[Records from a collection]
▬▬▬▬▬▬

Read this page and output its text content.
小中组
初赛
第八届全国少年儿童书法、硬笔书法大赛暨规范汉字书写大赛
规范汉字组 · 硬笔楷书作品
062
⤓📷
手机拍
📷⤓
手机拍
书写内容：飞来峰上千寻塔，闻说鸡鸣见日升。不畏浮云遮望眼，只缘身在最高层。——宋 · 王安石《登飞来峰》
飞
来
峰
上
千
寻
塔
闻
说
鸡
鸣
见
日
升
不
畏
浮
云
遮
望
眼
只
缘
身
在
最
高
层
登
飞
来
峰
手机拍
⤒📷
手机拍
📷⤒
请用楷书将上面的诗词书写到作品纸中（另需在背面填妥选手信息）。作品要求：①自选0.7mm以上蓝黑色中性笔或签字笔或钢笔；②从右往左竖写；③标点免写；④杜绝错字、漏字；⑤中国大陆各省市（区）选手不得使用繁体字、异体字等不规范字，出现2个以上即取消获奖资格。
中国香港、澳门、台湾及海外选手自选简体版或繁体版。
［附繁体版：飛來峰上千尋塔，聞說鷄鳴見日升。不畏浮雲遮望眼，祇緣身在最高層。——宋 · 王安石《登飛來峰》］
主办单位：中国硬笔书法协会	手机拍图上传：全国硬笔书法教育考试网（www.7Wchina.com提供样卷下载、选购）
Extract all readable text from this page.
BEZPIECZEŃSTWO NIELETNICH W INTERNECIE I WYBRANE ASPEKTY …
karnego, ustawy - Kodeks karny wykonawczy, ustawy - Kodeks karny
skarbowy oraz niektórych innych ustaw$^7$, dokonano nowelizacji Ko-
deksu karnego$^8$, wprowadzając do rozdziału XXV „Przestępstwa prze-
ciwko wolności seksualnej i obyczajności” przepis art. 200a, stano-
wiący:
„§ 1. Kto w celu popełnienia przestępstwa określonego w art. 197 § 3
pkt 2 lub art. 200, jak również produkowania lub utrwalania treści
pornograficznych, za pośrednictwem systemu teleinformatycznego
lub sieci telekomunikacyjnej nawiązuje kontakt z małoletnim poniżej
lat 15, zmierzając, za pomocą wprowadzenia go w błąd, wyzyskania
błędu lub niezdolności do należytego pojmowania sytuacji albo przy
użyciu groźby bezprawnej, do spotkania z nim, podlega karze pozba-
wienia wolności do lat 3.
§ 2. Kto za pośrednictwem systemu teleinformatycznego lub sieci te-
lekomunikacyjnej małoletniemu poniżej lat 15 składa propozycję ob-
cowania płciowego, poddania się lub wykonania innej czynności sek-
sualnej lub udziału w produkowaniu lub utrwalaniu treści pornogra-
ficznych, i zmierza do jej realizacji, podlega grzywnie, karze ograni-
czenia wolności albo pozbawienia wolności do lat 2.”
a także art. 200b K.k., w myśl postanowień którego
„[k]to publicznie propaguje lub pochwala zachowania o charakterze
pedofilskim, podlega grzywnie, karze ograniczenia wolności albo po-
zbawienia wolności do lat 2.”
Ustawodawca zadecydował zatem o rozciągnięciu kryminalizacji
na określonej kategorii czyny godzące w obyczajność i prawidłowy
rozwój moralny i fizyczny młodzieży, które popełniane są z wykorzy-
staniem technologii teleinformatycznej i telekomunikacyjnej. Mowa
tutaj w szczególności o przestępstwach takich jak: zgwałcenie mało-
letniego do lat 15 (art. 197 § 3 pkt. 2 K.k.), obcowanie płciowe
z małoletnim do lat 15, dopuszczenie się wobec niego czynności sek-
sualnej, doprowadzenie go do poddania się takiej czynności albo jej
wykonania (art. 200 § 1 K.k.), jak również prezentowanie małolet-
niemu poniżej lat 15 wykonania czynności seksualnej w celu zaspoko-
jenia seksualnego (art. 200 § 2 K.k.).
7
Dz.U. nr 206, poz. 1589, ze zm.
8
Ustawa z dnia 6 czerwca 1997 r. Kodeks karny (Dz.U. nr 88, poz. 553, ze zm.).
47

▬▬▬▬▬▬

Work to be completed: Copy all of the material word for word.

Output:
Read this page and output its text content.
小中组
初赛
第八届全国少年儿童书法、硬笔书法大赛暨规范汉字书写大赛
规范汉字组 · 硬笔楷书作品
062
⤓📷
手机拍
📷⤓
手机拍
书写内容：飞来峰上千寻塔，闻说鸡鸣见日升。不畏浮云遮望眼，只缘身在最高层。——宋 · 王安石《登飞来峰》
飞
来
峰
上
千
寻
塔
闻
说
鸡
鸣
见
日
升
不
畏
浮
云
遮
望
眼
只
缘
身
在
最
高
层
登
飞
来
峰
手机拍
⤒📷
手机拍
📷⤒
请用楷书将上面的诗词书写到作品纸中（另需在背面填妥选手信息）。作品要求：①自选0.7mm以上蓝黑色中性笔或签字笔或钢笔；②从右往左竖写；③标点免写；④杜绝错字、漏字；⑤中国大陆各省市（区）选手不得使用繁体字、异体字等不规范字，出现2个以上即取消获奖资格。
中国香港、澳门、台湾及海外选手自选简体版或繁体版。
［附繁体版：飛來峰上千尋塔，聞說鷄鳴見日升。不畏浮雲遮望眼，祇緣身在最高層。——宋 · 王安石《登飛來峰》］
主办单位：中国硬笔书法协会	手机拍图上传：全国硬笔书法教育考试网（www.7Wchina.com提供样卷下载、选购）
Extract all readable text from this page.
BEZPIECZEŃSTWO NIELETNICH W INTERNECIE I WYBRANE ASPEKTY …
karnego, ustawy - Kodeks karny wykonawczy, ustawy - Kodeks karny
skarbowy oraz niektórych innych ustaw$^7$, dokonano nowelizacji Ko-
deksu karnego$^8$, wprowadzając do rozdziału XXV „Przestępstwa prze-
ciwko wolności seksualnej i obyczajności” przepis art. 200a, stano-
wiący:
„§ 1. Kto w celu popełnienia przestępstwa określonego w art. 197 § 3
pkt 2 lub art. 200, jak również produkowania lub utrwalania treści
pornograficznych, za pośrednictwem systemu teleinformatycznego
lub sieci telekomunikacyjnej nawiązuje kontakt z małoletnim poniżej
lat 15, zmierzając, za pomocą wprowadzenia go w błąd, wyzyskania
błędu lub niezdolności do należytego pojmowania sytuacji albo przy
użyciu groźby bezprawnej, do spotkania z nim, podlega karze pozba-
wienia wolności do lat 3.
§ 2. Kto za pośrednictwem systemu teleinformatycznego lub sieci te-
lekomunikacyjnej małoletniemu poniżej lat 15 składa propozycję ob-
cowania płciowego, poddania się lub wykonania innej czynności sek-
sualnej lub udziału w produkowaniu lub utrwalaniu treści pornogra-
ficznych, i zmierza do jej realizacji, podlega grzywnie, karze ograni-
czenia wolności albo pozbawienia wolności do lat 2.”
a także art. 200b K.k., w myśl postanowień którego
„[k]to publicznie propaguje lub pochwala zachowania o charakterze
pedofilskim, podlega grzywnie, karze ograniczenia wolności albo po-
zbawienia wolności do lat 2.”
Ustawodawca zadecydował zatem o rozciągnięciu kryminalizacji
na określonej kategorii czyny godzące w obyczajność i prawidłowy
rozwój moralny i fizyczny młodzieży, które popełniane są z wykorzy-
staniem technologii teleinformatycznej i telekomunikacyjnej. Mowa
tutaj w szczególności o przestępstwach takich jak: zgwałcenie mało-
letniego do lat 15 (art. 197 § 3 pkt. 2 K.k.), obcowanie płciowe
z małoletnim do lat 15, dopuszczenie się wobec niego czynności sek-
sualnej, doprowadzenie go do poddania się takiej czynności albo jej
wykonania (art. 200 § 1 K.k.), jak również prezentowanie małolet-
niemu poniżej lat 15 wykonania czynności seksualnej w celu zaspoko-
jenia seksualnego (art. 200 § 2 K.k.).
7
Dz.U. nr 206, poz. 1589, ze zm.
8
Ustawa z dnia 6 czerwca 1997 r. Kodeks karny (Dz.U. nr 88, poz. 553, ze zm.).
47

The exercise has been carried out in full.